##### Recorded information
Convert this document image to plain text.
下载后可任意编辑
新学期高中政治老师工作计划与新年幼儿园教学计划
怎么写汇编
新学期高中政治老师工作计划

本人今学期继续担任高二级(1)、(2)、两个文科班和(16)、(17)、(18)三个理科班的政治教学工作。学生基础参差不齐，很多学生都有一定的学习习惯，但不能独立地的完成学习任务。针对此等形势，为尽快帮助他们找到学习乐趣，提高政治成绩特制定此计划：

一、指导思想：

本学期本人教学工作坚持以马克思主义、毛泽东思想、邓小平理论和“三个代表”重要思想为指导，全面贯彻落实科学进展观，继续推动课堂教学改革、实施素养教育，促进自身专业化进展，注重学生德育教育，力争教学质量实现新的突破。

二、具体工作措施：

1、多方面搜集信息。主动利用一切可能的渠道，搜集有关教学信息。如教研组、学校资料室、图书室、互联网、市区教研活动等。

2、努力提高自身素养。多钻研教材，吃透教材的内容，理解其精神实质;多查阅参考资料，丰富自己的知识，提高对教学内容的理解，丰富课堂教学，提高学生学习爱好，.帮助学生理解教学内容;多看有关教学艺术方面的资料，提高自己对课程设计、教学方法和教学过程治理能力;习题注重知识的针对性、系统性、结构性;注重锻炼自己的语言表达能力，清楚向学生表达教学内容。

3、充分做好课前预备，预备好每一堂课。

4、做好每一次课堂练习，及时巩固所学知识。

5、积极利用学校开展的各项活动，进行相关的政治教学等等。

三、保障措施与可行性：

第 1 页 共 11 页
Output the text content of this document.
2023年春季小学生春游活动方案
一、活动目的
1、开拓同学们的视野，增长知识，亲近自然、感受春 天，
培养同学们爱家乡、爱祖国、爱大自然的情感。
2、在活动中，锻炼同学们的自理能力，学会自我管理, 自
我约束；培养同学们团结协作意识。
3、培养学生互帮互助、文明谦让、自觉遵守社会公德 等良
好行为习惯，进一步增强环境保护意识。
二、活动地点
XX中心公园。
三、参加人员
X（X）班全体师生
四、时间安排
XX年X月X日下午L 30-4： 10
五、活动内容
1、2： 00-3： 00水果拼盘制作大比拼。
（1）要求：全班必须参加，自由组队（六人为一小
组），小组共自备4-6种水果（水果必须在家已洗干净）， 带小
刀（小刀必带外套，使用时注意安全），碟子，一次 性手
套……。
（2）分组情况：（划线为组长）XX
##########
> _Required task_
Go through the material above and copy each line that has the word "this".

> _Output_
Convert this document image to plain text.
Output the text content of this document.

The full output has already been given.